§ **Objective**:
Leave out the pictures and copy each record below exactly.

[Extracted data entries]
━━━━━━

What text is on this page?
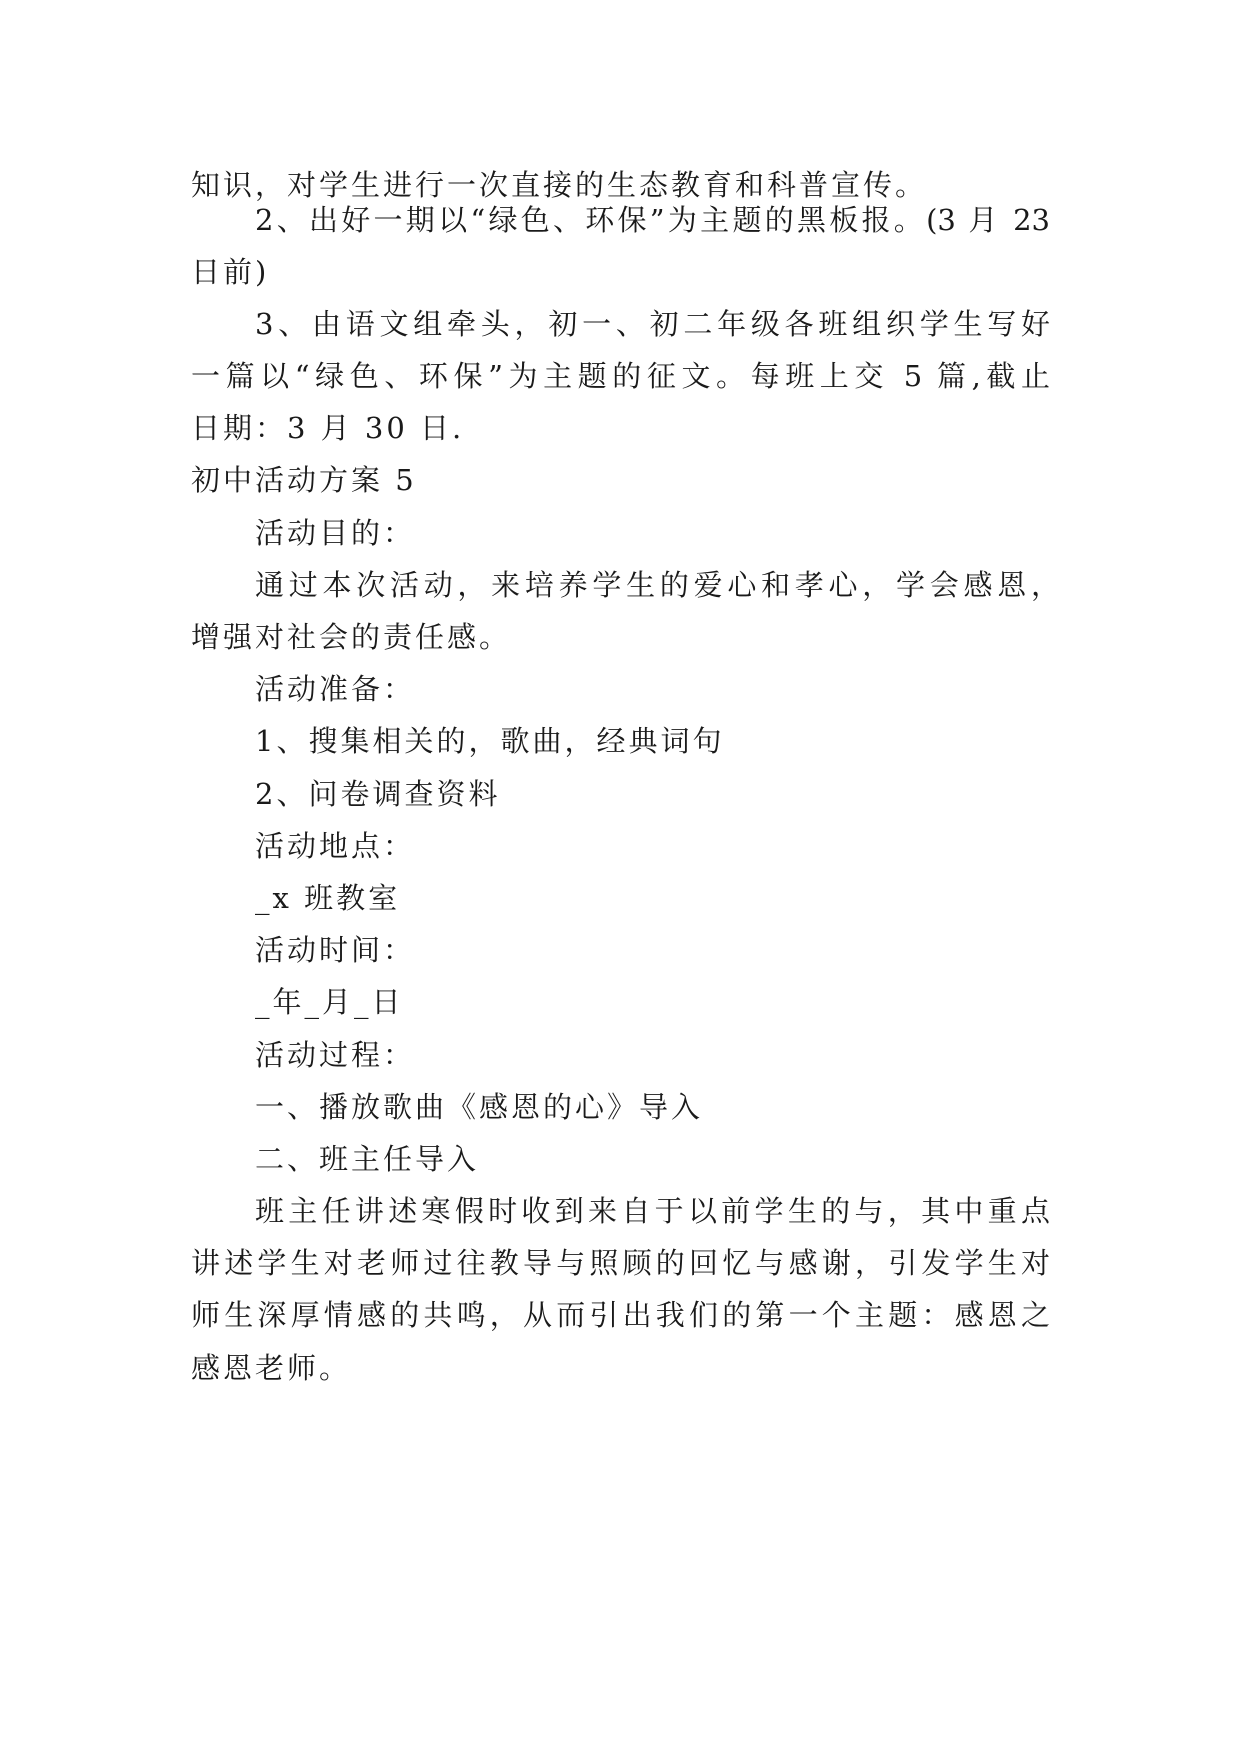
知识，对学生进行一次直接的生态教育和科普宣传。
2、出好一期以“绿色、环保”为主题的黑板报。(3 月 23
日前)
3、由语文组牵头，初一、初二年级各班组织学生写好
一篇以“绿色、环保”为主题的征文。每班上交 5 篇,截止
日期：3 月 30 日.
初中活动方案 5
活动目的：
通过本次活动，来培养学生的爱心和孝心，学会感恩，
增强对社会的责任感。
活动准备：
1、搜集相关的，歌曲，经典词句
2、问卷调查资料
活动地点：
_x 班教室
活动时间：
_年_月_日
活动过程：
一、播放歌曲《感恩的心》导入
二、班主任导入
班主任讲述寒假时收到来自于以前学生的与，其中重点
讲述学生对老师过往教导与照顾的回忆与感谢，引发学生对
师生深厚情感的共鸣，从而引出我们的第一个主题：感恩之
感恩老师。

━━━━━━

§ **The reply**:
What text is on this page?
知识，对学生进行一次直接的生态教育和科普宣传。
2、出好一期以“绿色、环保”为主题的黑板报。(3 月 23
日前)
3、由语文组牵头，初一、初二年级各班组织学生写好
一篇以“绿色、环保”为主题的征文。每班上交 5 篇,截止
日期：3 月 30 日.
初中活动方案 5
活动目的：
通过本次活动，来培养学生的爱心和孝心，学会感恩，
增强对社会的责任感。
活动准备：
1、搜集相关的，歌曲，经典词句
2、问卷调查资料
活动地点：
_x 班教室
活动时间：
_年_月_日
活动过程：
一、播放歌曲《感恩的心》导入
二、班主任导入
班主任讲述寒假时收到来自于以前学生的与，其中重点
讲述学生对老师过往教导与照顾的回忆与感谢，引发学生对
师生深厚情感的共鸣，从而引出我们的第一个主题：感恩之
感恩老师。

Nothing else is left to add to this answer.